[Figure collection entries]
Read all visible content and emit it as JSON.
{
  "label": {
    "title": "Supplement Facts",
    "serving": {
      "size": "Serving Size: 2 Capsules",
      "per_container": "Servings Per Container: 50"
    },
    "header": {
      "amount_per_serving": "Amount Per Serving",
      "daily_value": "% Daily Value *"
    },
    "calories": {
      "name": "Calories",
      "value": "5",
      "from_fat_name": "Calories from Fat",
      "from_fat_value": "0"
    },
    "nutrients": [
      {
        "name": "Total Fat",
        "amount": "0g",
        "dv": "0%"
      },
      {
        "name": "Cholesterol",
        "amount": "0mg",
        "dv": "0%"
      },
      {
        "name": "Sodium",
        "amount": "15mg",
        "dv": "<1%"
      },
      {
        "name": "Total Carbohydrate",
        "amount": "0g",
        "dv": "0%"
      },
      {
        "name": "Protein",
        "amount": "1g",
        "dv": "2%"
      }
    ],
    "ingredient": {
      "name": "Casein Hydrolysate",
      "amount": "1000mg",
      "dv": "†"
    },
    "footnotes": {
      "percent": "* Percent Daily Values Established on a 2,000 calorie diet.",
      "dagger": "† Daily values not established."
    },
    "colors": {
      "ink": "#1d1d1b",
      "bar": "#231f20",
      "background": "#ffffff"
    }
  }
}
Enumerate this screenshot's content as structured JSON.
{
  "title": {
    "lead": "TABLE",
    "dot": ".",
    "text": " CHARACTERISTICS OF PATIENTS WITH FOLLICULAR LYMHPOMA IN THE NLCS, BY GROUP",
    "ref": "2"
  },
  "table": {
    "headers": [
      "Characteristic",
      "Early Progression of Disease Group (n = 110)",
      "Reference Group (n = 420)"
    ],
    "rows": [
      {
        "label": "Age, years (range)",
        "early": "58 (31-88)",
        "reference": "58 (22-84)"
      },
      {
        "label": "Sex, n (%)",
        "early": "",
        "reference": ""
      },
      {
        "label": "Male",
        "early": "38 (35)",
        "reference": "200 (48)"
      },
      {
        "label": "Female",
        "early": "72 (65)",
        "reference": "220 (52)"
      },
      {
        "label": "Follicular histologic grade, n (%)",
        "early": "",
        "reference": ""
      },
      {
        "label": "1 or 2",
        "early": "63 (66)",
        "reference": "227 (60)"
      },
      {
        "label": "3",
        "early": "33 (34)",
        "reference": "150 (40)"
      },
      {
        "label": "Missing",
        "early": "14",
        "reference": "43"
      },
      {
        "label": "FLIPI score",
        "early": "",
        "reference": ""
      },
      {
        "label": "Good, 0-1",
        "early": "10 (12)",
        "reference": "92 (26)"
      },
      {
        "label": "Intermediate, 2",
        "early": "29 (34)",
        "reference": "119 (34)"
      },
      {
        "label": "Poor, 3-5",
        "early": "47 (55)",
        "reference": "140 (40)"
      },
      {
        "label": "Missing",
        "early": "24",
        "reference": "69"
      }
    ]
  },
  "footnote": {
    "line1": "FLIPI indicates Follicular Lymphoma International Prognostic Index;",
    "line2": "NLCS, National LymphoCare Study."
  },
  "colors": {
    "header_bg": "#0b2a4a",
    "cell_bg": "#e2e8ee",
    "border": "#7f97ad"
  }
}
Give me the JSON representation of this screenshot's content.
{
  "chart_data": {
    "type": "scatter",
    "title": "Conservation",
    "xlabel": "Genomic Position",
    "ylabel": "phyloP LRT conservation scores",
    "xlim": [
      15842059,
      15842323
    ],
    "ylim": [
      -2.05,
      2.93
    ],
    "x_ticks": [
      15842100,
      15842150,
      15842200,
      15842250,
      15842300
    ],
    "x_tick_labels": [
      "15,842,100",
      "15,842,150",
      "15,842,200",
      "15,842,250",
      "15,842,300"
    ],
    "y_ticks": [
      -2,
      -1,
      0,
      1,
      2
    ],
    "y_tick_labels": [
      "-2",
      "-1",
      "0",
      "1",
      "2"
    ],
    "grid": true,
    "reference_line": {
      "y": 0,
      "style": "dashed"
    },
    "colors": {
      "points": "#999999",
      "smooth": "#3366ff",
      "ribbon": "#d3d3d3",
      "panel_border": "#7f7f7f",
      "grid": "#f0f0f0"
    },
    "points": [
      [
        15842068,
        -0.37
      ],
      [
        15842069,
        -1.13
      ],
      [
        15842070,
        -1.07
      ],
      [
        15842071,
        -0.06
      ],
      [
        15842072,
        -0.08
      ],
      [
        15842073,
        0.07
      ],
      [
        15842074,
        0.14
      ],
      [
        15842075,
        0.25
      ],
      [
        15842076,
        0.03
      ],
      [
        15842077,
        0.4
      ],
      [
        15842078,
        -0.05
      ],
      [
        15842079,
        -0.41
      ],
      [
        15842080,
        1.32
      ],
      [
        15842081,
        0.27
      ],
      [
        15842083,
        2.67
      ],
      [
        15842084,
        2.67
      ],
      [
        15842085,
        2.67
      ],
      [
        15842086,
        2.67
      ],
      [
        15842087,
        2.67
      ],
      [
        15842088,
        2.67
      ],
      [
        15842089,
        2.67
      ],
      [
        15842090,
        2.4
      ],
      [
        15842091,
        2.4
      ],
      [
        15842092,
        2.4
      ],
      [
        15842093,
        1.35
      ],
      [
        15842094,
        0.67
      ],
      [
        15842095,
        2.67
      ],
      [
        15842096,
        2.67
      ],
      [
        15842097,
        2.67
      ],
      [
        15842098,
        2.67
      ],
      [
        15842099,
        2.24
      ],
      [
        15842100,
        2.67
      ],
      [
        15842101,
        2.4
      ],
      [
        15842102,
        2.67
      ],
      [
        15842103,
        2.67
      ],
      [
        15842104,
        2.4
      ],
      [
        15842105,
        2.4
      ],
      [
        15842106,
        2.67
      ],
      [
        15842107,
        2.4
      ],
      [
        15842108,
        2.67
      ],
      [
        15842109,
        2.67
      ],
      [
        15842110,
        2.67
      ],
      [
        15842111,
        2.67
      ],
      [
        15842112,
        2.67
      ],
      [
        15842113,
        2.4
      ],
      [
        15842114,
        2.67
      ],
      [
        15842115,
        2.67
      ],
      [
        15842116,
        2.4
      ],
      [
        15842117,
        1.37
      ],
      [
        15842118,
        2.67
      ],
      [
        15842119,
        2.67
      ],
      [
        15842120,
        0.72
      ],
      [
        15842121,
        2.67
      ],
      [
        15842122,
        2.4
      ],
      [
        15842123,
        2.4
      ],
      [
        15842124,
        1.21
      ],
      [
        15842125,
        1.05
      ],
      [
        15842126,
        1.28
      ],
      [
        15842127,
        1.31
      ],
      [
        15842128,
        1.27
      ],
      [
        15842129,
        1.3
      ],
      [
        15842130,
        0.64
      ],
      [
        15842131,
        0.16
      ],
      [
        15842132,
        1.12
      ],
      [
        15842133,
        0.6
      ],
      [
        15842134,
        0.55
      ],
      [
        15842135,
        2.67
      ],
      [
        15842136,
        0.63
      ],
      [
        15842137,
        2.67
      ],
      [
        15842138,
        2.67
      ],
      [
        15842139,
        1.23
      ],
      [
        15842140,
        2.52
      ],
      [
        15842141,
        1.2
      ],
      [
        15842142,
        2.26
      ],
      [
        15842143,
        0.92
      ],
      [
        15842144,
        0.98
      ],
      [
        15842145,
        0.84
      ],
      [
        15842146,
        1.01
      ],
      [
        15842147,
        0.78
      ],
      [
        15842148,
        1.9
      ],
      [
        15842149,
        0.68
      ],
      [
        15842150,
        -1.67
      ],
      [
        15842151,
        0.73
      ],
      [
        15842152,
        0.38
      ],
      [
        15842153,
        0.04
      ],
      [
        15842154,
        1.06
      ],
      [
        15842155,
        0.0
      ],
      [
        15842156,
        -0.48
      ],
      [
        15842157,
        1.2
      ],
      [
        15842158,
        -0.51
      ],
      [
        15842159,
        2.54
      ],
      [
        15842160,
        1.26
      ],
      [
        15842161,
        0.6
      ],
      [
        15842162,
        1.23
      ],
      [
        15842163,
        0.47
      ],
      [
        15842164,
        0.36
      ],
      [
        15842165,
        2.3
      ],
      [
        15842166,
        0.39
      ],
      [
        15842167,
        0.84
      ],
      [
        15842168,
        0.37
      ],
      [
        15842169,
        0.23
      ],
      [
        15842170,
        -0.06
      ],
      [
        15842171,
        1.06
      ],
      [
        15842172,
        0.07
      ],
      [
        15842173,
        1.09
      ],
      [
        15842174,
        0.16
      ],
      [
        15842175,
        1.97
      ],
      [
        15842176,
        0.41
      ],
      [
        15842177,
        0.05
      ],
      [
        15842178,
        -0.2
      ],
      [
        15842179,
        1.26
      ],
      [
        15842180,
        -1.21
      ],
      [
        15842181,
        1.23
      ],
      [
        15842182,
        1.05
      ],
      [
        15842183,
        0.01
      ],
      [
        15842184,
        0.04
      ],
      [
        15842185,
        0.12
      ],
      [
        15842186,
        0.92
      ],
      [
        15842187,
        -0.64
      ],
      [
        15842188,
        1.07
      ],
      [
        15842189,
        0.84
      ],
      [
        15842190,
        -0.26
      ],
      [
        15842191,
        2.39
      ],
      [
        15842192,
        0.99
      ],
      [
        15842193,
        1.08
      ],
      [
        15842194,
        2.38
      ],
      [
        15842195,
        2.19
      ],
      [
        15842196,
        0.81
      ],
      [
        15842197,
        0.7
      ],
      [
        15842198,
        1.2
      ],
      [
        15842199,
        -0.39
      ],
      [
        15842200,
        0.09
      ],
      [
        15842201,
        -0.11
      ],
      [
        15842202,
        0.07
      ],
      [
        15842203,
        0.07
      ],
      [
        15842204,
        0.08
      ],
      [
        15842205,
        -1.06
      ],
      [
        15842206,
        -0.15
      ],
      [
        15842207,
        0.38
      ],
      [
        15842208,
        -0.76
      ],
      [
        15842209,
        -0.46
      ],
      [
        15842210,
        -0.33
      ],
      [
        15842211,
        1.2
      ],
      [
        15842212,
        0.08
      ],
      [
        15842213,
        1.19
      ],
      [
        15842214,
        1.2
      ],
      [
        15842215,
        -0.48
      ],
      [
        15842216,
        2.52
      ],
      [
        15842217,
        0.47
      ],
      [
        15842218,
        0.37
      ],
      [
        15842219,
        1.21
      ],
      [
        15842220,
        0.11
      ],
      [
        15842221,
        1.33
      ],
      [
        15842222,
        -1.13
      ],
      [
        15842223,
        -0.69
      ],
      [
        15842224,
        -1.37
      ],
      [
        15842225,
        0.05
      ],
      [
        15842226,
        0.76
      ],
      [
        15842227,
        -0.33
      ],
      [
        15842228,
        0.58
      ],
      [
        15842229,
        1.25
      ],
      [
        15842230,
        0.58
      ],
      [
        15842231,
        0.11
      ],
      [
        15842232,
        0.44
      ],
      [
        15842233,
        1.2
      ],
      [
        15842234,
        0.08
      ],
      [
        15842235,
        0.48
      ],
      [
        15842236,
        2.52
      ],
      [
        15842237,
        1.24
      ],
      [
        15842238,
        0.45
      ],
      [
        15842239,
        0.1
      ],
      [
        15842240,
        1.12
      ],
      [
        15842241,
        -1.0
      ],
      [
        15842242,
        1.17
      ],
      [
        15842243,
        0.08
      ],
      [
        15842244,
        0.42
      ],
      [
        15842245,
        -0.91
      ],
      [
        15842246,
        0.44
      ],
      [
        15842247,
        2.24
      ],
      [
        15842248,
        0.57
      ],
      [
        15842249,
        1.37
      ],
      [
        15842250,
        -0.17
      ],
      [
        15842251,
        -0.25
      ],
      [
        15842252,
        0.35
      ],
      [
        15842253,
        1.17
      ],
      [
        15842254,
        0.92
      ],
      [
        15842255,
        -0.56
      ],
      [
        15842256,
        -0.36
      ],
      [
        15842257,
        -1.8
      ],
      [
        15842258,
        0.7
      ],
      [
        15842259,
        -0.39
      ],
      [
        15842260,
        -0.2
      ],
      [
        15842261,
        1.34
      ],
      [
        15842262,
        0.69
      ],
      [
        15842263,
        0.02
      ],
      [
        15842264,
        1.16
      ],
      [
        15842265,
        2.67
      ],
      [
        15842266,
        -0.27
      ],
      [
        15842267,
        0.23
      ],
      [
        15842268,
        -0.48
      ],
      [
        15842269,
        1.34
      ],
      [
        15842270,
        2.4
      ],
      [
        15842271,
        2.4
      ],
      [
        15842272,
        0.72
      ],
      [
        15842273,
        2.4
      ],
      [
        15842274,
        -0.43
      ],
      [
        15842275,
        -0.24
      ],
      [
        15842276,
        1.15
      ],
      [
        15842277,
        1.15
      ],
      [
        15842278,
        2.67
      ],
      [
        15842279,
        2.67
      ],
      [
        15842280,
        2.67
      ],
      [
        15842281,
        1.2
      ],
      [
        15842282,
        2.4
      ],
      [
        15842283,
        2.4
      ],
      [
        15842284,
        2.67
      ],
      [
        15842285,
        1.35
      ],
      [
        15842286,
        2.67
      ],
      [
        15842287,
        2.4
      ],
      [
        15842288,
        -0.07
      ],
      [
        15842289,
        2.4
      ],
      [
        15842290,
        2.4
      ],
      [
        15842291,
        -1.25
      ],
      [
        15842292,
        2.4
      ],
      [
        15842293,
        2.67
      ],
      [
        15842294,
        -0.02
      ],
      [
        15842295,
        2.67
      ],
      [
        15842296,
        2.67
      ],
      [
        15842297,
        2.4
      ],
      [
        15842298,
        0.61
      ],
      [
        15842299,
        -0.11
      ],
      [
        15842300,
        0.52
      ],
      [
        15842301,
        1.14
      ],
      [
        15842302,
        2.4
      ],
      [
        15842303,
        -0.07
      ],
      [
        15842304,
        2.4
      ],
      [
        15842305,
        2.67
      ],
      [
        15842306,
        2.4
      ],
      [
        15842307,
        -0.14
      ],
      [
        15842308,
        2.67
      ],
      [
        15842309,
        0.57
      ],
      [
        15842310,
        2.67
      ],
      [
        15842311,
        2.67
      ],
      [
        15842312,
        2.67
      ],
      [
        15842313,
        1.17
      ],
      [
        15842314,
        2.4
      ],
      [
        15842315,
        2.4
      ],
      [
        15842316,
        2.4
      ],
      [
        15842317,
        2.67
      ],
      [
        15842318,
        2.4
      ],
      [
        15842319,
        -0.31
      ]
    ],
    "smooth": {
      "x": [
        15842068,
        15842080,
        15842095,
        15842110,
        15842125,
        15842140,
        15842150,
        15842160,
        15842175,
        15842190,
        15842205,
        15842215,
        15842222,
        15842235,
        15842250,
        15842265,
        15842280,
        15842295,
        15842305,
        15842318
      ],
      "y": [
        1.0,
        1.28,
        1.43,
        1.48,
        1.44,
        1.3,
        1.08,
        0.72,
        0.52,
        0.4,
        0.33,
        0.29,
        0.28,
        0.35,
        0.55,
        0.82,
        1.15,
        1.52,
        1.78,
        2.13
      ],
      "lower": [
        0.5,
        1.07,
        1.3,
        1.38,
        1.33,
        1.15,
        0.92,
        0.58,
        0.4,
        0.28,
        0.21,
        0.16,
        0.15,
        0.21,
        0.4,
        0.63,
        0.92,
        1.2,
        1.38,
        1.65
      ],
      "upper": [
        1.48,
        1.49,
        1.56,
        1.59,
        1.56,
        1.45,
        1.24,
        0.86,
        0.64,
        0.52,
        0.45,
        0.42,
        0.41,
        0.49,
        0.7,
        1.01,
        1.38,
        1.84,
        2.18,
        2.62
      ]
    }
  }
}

● Problem to solve: Could you return every line from the entries above in which the string "Total" occurs?

● Your response:
        "name": "Total Fat",
        "name": "Total Carbohydrate",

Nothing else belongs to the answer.